**Description of the task:**
Print out the material that follows word for word.

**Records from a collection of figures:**
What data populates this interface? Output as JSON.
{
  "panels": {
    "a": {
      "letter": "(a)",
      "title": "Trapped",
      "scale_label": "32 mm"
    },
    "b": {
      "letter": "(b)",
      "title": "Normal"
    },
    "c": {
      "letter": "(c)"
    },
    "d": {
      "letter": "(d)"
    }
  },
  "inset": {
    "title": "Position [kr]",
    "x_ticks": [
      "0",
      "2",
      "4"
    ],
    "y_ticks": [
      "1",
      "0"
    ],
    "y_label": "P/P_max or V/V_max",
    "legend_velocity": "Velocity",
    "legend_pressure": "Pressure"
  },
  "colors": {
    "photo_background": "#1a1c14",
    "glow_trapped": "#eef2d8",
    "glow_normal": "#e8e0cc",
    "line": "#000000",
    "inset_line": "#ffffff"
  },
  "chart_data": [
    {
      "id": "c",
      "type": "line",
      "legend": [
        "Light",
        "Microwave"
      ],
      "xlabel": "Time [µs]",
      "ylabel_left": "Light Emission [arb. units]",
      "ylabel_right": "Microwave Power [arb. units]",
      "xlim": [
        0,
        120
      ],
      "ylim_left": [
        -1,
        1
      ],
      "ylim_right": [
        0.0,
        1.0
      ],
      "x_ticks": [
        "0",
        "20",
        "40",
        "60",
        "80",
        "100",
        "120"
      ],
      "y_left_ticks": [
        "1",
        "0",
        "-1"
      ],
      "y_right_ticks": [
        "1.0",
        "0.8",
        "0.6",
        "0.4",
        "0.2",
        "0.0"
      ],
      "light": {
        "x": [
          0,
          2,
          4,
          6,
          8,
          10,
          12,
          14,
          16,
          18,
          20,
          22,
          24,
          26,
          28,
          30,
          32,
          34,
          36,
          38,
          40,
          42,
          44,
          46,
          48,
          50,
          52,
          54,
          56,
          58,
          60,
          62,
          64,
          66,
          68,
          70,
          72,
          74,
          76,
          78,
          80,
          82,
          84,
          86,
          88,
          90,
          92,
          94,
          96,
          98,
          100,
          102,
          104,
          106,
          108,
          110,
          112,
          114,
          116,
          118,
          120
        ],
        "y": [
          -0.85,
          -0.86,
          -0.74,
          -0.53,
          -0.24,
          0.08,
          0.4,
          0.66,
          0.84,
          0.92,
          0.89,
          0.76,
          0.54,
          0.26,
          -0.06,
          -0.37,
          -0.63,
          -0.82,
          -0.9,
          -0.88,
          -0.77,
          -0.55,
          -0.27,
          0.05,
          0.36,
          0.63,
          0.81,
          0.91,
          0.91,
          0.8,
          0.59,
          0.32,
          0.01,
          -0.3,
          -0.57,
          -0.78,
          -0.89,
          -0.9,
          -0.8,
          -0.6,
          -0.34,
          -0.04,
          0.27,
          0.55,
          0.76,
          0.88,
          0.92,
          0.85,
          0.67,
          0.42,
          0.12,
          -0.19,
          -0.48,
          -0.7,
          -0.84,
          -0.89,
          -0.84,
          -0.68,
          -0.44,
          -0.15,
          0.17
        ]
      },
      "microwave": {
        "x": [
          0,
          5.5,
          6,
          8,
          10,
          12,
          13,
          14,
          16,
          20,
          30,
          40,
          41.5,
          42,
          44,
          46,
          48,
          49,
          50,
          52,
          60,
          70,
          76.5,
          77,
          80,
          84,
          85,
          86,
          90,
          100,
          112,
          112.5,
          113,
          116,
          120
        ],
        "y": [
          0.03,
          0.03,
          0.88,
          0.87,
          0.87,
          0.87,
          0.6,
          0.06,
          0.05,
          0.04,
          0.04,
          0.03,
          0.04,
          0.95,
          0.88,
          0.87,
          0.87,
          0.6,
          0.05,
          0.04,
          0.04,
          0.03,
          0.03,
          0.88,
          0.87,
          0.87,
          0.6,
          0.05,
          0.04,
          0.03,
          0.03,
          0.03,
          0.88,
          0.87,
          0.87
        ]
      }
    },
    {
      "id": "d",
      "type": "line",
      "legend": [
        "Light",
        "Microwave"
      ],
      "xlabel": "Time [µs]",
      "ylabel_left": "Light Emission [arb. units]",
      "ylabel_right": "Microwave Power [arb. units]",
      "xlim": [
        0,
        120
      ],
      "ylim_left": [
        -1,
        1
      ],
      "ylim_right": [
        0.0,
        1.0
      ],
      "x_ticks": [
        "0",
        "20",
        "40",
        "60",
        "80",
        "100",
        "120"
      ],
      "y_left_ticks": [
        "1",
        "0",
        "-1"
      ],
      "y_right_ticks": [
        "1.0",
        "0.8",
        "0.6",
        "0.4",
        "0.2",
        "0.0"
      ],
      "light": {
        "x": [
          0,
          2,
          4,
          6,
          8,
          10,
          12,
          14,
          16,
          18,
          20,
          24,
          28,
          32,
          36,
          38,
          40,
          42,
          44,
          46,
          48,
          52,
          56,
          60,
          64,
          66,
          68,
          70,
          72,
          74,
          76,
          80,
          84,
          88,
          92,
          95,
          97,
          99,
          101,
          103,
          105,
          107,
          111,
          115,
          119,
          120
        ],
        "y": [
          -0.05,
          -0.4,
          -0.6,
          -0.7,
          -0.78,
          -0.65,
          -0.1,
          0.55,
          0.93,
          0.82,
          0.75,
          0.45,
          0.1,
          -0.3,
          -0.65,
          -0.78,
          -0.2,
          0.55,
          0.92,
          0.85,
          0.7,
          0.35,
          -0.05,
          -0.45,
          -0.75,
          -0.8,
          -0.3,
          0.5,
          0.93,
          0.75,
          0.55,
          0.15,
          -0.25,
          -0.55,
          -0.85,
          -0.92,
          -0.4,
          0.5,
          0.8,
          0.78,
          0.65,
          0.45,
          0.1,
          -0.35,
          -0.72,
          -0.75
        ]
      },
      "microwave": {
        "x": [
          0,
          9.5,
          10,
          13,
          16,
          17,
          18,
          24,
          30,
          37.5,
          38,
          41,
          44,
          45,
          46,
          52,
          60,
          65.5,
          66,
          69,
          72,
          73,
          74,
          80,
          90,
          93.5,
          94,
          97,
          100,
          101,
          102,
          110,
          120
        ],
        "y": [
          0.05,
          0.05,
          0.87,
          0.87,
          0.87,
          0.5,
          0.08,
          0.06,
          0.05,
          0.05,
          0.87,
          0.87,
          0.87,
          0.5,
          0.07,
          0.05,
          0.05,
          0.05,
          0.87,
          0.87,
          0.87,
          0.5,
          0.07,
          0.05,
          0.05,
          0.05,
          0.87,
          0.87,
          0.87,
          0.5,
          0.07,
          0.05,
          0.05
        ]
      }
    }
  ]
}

**Result below:**
What data populates this interface? Output as JSON.
{
  "panels": {
    "a": {
      "letter": "(a)",
      "title": "Trapped",
      "scale_label": "32 mm"
    },
    "b": {
      "letter": "(b)",
      "title": "Normal"
    },
    "c": {
      "letter": "(c)"
    },
    "d": {
      "letter": "(d)"
    }
  },
  "inset": {
    "title": "Position [kr]",
    "x_ticks": [
      "0",
      "2",
      "4"
    ],
    "y_ticks": [
      "1",
      "0"
    ],
    "y_label": "P/P_max or V/V_max",
    "legend_velocity": "Velocity",
    "legend_pressure": "Pressure"
  },
  "colors": {
    "photo_background": "#1a1c14",
    "glow_trapped": "#eef2d8",
    "glow_normal": "#e8e0cc",
    "line": "#000000",
    "inset_line": "#ffffff"
  },
  "chart_data": [
    {
      "id": "c",
      "type": "line",
      "legend": [
        "Light",
        "Microwave"
      ],
      "xlabel": "Time [µs]",
      "ylabel_left": "Light Emission [arb. units]",
      "ylabel_right": "Microwave Power [arb. units]",
      "xlim": [
        0,
        120
      ],
      "ylim_left": [
        -1,
        1
      ],
      "ylim_right": [
        0.0,
        1.0
      ],
      "x_ticks": [
        "0",
        "20",
        "40",
        "60",
        "80",
        "100",
        "120"
      ],
      "y_left_ticks": [
        "1",
        "0",
        "-1"
      ],
      "y_right_ticks": [
        "1.0",
        "0.8",
        "0.6",
        "0.4",
        "0.2",
        "0.0"
      ],
      "light": {
        "x": [
          0,
          2,
          4,
          6,
          8,
          10,
          12,
          14,
          16,
          18,
          20,
          22,
          24,
          26,
          28,
          30,
          32,
          34,
          36,
          38,
          40,
          42,
          44,
          46,
          48,
          50,
          52,
          54,
          56,
          58,
          60,
          62,
          64,
          66,
          68,
          70,
          72,
          74,
          76,
          78,
          80,
          82,
          84,
          86,
          88,
          90,
          92,
          94,
          96,
          98,
          100,
          102,
          104,
          106,
          108,
          110,
          112,
          114,
          116,
          118,
          120
        ],
        "y": [
          -0.85,
          -0.86,
          -0.74,
          -0.53,
          -0.24,
          0.08,
          0.4,
          0.66,
          0.84,
          0.92,
          0.89,
          0.76,
          0.54,
          0.26,
          -0.06,
          -0.37,
          -0.63,
          -0.82,
          -0.9,
          -0.88,
          -0.77,
          -0.55,
          -0.27,
          0.05,
          0.36,
          0.63,
          0.81,
          0.91,
          0.91,
          0.8,
          0.59,
          0.32,
          0.01,
          -0.3,
          -0.57,
          -0.78,
          -0.89,
          -0.9,
          -0.8,
          -0.6,
          -0.34,
          -0.04,
          0.27,
          0.55,
          0.76,
          0.88,
          0.92,
          0.85,
          0.67,
          0.42,
          0.12,
          -0.19,
          -0.48,
          -0.7,
          -0.84,
          -0.89,
          -0.84,
          -0.68,
          -0.44,
          -0.15,
          0.17
        ]
      },
      "microwave": {
        "x": [
          0,
          5.5,
          6,
          8,
          10,
          12,
          13,
          14,
          16,
          20,
          30,
          40,
          41.5,
          42,
          44,
          46,
          48,
          49,
          50,
          52,
          60,
          70,
          76.5,
          77,
          80,
          84,
          85,
          86,
          90,
          100,
          112,
          112.5,
          113,
          116,
          120
        ],
        "y": [
          0.03,
          0.03,
          0.88,
          0.87,
          0.87,
          0.87,
          0.6,
          0.06,
          0.05,
          0.04,
          0.04,
          0.03,
          0.04,
          0.95,
          0.88,
          0.87,
          0.87,
          0.6,
          0.05,
          0.04,
          0.04,
          0.03,
          0.03,
          0.88,
          0.87,
          0.87,
          0.6,
          0.05,
          0.04,
          0.03,
          0.03,
          0.03,
          0.88,
          0.87,
          0.87
        ]
      }
    },
    {
      "id": "d",
      "type": "line",
      "legend": [
        "Light",
        "Microwave"
      ],
      "xlabel": "Time [µs]",
      "ylabel_left": "Light Emission [arb. units]",
      "ylabel_right": "Microwave Power [arb. units]",
      "xlim": [
        0,
        120
      ],
      "ylim_left": [
        -1,
        1
      ],
      "ylim_right": [
        0.0,
        1.0
      ],
      "x_ticks": [
        "0",
        "20",
        "40",
        "60",
        "80",
        "100",
        "120"
      ],
      "y_left_ticks": [
        "1",
        "0",
        "-1"
      ],
      "y_right_ticks": [
        "1.0",
        "0.8",
        "0.6",
        "0.4",
        "0.2",
        "0.0"
      ],
      "light": {
        "x": [
          0,
          2,
          4,
          6,
          8,
          10,
          12,
          14,
          16,
          18,
          20,
          24,
          28,
          32,
          36,
          38,
          40,
          42,
          44,
          46,
          48,
          52,
          56,
          60,
          64,
          66,
          68,
          70,
          72,
          74,
          76,
          80,
          84,
          88,
          92,
          95,
          97,
          99,
          101,
          103,
          105,
          107,
          111,
          115,
          119,
          120
        ],
        "y": [
          -0.05,
          -0.4,
          -0.6,
          -0.7,
          -0.78,
          -0.65,
          -0.1,
          0.55,
          0.93,
          0.82,
          0.75,
          0.45,
          0.1,
          -0.3,
          -0.65,
          -0.78,
          -0.2,
          0.55,
          0.92,
          0.85,
          0.7,
          0.35,
          -0.05,
          -0.45,
          -0.75,
          -0.8,
          -0.3,
          0.5,
          0.93,
          0.75,
          0.55,
          0.15,
          -0.25,
          -0.55,
          -0.85,
          -0.92,
          -0.4,
          0.5,
          0.8,
          0.78,
          0.65,
          0.45,
          0.1,
          -0.35,
          -0.72,
          -0.75
        ]
      },
      "microwave": {
        "x": [
          0,
          9.5,
          10,
          13,
          16,
          17,
          18,
          24,
          30,
          37.5,
          38,
          41,
          44,
          45,
          46,
          52,
          60,
          65.5,
          66,
          69,
          72,
          73,
          74,
          80,
          90,
          93.5,
          94,
          97,
          100,
          101,
          102,
          110,
          120
        ],
        "y": [
          0.05,
          0.05,
          0.87,
          0.87,
          0.87,
          0.5,
          0.08,
          0.06,
          0.05,
          0.05,
          0.87,
          0.87,
          0.87,
          0.5,
          0.07,
          0.05,
          0.05,
          0.05,
          0.87,
          0.87,
          0.87,
          0.5,
          0.07,
          0.05,
          0.05,
          0.05,
          0.87,
          0.87,
          0.87,
          0.5,
          0.07,
          0.05,
          0.05
        ]
      }
    }
  ]
}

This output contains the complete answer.